Request A
Please read the court opinion below and state how much money Wife spent toward remodeling the house.

Text to read

In awarding the house to Husband, the trial court considered that it had been a relatively short marriage, that the parties were middle-aged at the time of marriage, and that no children had been born to them. Furthermore, Husband had paid off the mortgage and had lived in the house for more than twenty years before he had married Wife. The court also contemplated the fact that both parties' financial situations had seriously deteriorated during the marriage, that Husband's career in autobody repair was virtually over due to his knee problems, while Wife's career appeared to be going forward in light of her steadily increasing income and her employer's sponsorship of her advanced degree program. The trial court considered that the house "has special meaning to [Husband] since he has raised all nine of his children in the home. If this court were to award [Wife] one-half the value of the home, [Husband] would be forced to sell the home to reimburse [Wife] since he is unemployed." The court also considered the fact that one-half the value of the house, or $52,500, was disproportionate to the $12,562.65 expended by Wife toward its remodeling.
When Wife failed to accept Husband's offer of judgment, and when the court entered a judgment that was not more favorable than Husband's offer, the court ordered Wife to pay Husband's attorney fees of $4,649 based on the court's interpretation of Rule 68(b) of the Utah Rules of Civil Procedure.
Wife appeals claiming the court erred in failing to award her alimony, in failing to award her a one-half interest in the house, and in ordering her to pay attorney fees. Both parties seek attorney fees on appeal.
ALIMONY
Wife claims the trial court erred in refusing to award her alimony. Specifically, she claims the court erred in assessing Husband's ability to provide support, in assessing Wife's circumstances, and in failing to consider Husband's historical income or to impute income.
The general purpose of alimony is to prevent the receiving spouse from becoming a public charge and to maintain to the extent possible the standard of living enjoyed during the marriage. Howell v. Howell, 806 P.2d 1209, 1212 (Utah App.) (citations and quotations omitted), cert. denied, 817 P.2d 327 (Utah 1991). In determining whether to award alimony and in setting the amount, the trial court must consider (1) the financial conditions and needs of the receiving spouse; (2) the ability of the receiving spouse to provide for him or herself; and (3) the ability of the payor spouse to provide support. English v. English, 565 P.2d 409, 411-12 (Utah 1977); Chambers v. Chambers, 840 P.2d 841, 843 (Utah App. 1992). So long as the court considers these three criteria, it is not precluded from considering other pertinent factors, such as the length of the marriage, in awarding alimony. Rappleye v. Rappleye, 855 P.2d 260, 264 (Utah App. 1993); Boyle v. Boyle, 735 P.2d 669, 671 (Utah App. 1987).
Where a trial court has considered these three factors and has supported its rulings with adequate findings based on sufficient evidence, we will not disturb its determination unless it has clearly abused its discretion. Willey v. Willey, 866 P.2d 547, 550 (Utah App. 1993); Chambers, 840 P.2d at 843. "Findings are adequate only if they are 'sufficiently detailed and include enough subsidiary facts to disclose the steps by which the ultimate conclusion on each factual issue was reached.' " Hall v. Hall, 858 P.2d 1018, 1021 (Utah App. 1993) (quoting Allred v. Allred, 797 P.2d 1108, 1111 (Utah App. 1990)).

Task inputs

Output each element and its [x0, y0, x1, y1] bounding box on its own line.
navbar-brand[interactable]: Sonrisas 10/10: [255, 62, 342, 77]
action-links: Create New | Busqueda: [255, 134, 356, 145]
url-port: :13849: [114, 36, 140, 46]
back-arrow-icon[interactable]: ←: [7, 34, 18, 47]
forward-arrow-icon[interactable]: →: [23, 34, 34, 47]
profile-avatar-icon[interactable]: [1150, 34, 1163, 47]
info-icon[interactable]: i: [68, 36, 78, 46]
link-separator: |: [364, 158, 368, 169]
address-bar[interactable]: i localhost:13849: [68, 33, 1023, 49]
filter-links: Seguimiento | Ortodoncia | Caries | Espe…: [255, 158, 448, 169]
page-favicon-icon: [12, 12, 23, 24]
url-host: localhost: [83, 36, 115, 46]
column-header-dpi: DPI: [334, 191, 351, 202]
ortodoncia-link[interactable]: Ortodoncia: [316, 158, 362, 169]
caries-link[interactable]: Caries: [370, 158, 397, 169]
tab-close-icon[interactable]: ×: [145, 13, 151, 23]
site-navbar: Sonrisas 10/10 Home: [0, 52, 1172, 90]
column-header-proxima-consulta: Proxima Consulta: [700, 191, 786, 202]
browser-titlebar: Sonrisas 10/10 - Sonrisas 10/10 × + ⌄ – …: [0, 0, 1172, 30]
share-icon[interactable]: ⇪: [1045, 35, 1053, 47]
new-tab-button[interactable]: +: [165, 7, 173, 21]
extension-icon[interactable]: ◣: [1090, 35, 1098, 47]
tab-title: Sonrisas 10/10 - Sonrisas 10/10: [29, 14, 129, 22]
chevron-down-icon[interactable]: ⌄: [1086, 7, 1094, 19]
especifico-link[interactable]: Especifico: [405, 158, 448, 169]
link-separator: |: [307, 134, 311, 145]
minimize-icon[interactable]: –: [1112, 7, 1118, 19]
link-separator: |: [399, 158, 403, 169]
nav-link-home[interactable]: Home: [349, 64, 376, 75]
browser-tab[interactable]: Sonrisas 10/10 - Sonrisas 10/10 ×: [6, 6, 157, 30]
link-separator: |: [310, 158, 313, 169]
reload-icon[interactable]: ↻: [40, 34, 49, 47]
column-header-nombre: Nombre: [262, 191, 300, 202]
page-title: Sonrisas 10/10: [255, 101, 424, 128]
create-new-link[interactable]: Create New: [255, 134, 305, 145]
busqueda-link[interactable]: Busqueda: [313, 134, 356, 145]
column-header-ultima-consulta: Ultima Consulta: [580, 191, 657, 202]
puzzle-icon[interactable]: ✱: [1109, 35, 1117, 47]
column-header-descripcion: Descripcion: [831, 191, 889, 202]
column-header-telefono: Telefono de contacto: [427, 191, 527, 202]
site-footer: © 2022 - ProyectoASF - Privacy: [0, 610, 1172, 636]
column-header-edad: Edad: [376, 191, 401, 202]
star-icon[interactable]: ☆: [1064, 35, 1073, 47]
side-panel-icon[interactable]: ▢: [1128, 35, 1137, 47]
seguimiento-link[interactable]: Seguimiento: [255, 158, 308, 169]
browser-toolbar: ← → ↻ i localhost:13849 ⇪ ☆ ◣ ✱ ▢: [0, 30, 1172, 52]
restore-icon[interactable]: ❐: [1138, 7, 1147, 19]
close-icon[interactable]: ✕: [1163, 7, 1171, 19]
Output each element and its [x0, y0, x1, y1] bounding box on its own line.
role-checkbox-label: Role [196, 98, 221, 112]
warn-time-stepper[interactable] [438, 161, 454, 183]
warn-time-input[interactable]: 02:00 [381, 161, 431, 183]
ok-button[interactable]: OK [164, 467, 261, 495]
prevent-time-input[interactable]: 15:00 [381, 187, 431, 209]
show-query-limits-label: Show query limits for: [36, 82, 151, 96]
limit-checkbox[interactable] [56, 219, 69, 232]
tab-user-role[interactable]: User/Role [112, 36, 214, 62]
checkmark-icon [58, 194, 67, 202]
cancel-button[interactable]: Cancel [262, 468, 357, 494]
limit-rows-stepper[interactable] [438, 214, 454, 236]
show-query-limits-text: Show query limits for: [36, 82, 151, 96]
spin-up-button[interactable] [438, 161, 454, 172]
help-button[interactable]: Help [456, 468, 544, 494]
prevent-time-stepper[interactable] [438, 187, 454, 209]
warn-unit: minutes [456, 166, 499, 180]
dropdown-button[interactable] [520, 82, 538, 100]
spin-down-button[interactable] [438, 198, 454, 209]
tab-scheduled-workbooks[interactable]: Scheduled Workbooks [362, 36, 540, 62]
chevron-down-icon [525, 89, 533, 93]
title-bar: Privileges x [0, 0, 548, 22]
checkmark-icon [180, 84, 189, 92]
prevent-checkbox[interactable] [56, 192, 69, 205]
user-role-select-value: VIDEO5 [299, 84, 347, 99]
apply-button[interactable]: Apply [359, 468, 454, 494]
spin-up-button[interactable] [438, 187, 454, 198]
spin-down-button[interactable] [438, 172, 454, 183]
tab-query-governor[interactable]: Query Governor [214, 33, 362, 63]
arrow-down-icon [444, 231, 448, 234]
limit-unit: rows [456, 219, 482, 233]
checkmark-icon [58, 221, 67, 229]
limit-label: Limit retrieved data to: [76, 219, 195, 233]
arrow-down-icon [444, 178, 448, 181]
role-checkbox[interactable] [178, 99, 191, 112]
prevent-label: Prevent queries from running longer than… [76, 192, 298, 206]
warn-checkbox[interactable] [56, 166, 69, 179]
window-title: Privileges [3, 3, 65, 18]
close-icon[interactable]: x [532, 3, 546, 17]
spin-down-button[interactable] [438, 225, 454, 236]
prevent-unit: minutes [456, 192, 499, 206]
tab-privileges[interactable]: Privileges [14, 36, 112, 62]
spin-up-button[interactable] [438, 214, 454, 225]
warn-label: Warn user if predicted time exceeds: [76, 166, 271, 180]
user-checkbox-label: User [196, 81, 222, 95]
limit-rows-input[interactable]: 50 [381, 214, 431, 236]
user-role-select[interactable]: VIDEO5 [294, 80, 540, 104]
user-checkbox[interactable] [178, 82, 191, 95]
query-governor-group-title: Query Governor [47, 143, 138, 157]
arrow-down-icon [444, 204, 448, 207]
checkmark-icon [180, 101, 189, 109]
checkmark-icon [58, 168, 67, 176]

Request B
Count the lines in the entries above that contain the string "Consulta", with case counting, and give only the number.

Exercise response A
$12,562.65

Exercise response B
2